Please quote every line word for word.
----- Data provided -----
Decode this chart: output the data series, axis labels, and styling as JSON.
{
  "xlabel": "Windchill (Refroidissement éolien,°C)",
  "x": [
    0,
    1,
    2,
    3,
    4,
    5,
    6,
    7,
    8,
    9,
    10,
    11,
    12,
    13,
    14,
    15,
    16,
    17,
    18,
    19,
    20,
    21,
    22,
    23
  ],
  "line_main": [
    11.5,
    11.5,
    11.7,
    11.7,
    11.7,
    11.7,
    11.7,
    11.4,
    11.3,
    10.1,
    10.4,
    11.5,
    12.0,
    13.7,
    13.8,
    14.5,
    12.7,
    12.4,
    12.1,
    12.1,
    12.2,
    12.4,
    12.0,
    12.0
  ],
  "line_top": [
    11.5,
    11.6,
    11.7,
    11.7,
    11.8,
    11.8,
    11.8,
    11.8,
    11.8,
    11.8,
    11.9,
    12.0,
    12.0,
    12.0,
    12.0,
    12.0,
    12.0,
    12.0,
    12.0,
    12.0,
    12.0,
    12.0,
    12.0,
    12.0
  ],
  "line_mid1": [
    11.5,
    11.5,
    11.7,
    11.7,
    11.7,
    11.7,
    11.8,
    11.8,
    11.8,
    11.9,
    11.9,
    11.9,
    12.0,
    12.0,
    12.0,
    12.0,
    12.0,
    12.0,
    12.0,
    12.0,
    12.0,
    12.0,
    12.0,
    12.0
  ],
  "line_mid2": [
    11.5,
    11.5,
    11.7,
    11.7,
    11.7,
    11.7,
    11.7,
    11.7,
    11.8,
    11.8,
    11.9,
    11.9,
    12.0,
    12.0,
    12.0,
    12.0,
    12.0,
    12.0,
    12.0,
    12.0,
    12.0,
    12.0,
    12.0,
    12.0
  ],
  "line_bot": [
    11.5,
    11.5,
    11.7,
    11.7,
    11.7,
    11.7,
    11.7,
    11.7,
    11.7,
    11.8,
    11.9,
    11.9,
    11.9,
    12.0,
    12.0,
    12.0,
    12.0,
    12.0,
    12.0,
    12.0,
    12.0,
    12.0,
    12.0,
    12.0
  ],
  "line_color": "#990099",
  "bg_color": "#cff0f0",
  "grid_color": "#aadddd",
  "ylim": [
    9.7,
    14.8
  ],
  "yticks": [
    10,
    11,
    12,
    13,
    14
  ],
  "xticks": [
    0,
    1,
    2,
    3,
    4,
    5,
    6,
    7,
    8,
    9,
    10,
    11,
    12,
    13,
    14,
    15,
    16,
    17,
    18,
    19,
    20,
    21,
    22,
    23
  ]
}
-----
§ Final answer
Decode this chart: output the data series, axis labels, and styling as JSON.
{
  "xlabel": "Windchill (Refroidissement éolien,°C)",
  "x": [
    0,
    1,
    2,
    3,
    4,
    5,
    6,
    7,
    8,
    9,
    10,
    11,
    12,
    13,
    14,
    15,
    16,
    17,
    18,
    19,
    20,
    21,
    22,
    23
  ],
  "line_main": [
    11.5,
    11.5,
    11.7,
    11.7,
    11.7,
    11.7,
    11.7,
    11.4,
    11.3,
    10.1,
    10.4,
    11.5,
    12.0,
    13.7,
    13.8,
    14.5,
    12.7,
    12.4,
    12.1,
    12.1,
    12.2,
    12.4,
    12.0,
    12.0
  ],
  "line_top": [
    11.5,
    11.6,
    11.7,
    11.7,
    11.8,
    11.8,
    11.8,
    11.8,
    11.8,
    11.8,
    11.9,
    12.0,
    12.0,
    12.0,
    12.0,
    12.0,
    12.0,
    12.0,
    12.0,
    12.0,
    12.0,
    12.0,
    12.0,
    12.0
  ],
  "line_mid1": [
    11.5,
    11.5,
    11.7,
    11.7,
    11.7,
    11.7,
    11.8,
    11.8,
    11.8,
    11.9,
    11.9,
    11.9,
    12.0,
    12.0,
    12.0,
    12.0,
    12.0,
    12.0,
    12.0,
    12.0,
    12.0,
    12.0,
    12.0,
    12.0
  ],
  "line_mid2": [
    11.5,
    11.5,
    11.7,
    11.7,
    11.7,
    11.7,
    11.7,
    11.7,
    11.8,
    11.8,
    11.9,
    11.9,
    12.0,
    12.0,
    12.0,
    12.0,
    12.0,
    12.0,
    12.0,
    12.0,
    12.0,
    12.0,
    12.0,
    12.0
  ],
  "line_bot": [
    11.5,
    11.5,
    11.7,
    11.7,
    11.7,
    11.7,
    11.7,
    11.7,
    11.7,
    11.8,
    11.9,
    11.9,
    11.9,
    12.0,
    12.0,
    12.0,
    12.0,
    12.0,
    12.0,
    12.0,
    12.0,
    12.0,
    12.0,
    12.0
  ],
  "line_color": "#990099",
  "bg_color": "#cff0f0",
  "grid_color": "#aadddd",
  "ylim": [
    9.7,
    14.8
  ],
  "yticks": [
    10,
    11,
    12,
    13,
    14
  ],
  "xticks": [
    0,
    1,
    2,
    3,
    4,
    5,
    6,
    7,
    8,
    9,
    10,
    11,
    12,
    13,
    14,
    15,
    16,
    17,
    18,
    19,
    20,
    21,
    22,
    23
  ]
}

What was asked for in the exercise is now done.